Exercise objective: Gather up the lines with the word "Forward" in them.

Figure record extracts:
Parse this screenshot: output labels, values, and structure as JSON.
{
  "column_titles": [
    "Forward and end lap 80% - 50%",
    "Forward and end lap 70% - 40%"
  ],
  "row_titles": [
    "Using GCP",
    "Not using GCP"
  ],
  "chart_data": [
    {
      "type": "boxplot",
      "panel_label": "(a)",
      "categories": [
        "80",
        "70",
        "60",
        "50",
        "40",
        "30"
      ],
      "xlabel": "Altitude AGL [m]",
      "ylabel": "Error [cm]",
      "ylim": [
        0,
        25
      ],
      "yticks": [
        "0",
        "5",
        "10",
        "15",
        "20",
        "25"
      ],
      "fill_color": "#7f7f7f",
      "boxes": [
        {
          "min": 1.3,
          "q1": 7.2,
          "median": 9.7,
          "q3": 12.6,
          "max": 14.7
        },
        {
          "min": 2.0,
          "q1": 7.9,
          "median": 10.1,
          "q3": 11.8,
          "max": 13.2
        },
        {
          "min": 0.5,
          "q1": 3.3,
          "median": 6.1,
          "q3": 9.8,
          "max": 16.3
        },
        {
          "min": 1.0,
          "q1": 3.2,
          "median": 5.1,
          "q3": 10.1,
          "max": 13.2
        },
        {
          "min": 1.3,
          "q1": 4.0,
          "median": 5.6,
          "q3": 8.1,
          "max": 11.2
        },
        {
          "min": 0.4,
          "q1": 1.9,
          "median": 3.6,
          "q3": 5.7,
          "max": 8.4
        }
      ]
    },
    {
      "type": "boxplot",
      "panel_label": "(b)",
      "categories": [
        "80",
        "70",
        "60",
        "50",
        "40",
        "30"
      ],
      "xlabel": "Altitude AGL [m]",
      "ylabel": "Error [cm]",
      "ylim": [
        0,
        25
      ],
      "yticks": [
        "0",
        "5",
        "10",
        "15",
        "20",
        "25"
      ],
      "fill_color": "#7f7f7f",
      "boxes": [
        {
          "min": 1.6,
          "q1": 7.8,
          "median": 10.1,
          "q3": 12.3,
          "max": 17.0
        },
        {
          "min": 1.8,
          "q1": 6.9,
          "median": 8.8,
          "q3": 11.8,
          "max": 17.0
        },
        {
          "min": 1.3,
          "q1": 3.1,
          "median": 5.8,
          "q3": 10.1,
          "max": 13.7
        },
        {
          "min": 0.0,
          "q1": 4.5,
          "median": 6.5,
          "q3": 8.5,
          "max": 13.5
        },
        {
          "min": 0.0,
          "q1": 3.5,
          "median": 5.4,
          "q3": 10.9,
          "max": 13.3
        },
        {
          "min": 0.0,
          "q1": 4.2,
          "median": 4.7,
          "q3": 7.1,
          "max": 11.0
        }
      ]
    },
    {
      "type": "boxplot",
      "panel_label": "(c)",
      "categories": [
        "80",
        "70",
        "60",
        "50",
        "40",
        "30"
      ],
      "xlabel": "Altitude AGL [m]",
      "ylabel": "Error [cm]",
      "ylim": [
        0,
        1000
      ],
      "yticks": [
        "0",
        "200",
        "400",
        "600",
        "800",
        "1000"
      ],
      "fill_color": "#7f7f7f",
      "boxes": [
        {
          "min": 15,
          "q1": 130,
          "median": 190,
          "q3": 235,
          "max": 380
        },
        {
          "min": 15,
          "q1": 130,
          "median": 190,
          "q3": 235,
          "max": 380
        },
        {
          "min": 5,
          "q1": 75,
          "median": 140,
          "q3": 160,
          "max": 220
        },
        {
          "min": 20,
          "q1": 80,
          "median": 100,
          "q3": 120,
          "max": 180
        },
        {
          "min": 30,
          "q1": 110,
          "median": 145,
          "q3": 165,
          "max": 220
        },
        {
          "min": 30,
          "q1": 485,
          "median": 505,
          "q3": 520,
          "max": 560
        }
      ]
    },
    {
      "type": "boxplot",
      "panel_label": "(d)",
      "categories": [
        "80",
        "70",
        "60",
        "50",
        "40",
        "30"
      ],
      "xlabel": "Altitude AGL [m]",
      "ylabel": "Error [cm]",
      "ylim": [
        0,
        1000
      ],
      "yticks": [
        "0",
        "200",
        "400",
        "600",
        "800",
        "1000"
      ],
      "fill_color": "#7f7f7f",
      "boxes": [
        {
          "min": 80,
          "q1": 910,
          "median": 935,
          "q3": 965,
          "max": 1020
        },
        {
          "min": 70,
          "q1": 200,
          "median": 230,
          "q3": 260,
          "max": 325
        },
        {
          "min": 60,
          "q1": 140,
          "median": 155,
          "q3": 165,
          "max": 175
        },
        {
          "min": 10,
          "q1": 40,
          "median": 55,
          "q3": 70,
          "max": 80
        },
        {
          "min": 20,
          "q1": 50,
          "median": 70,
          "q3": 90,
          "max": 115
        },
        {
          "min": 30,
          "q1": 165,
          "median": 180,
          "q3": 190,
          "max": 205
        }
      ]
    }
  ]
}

Completed task:
    "Forward and end lap 80% - 50%",
    "Forward and end lap 70% - 40%"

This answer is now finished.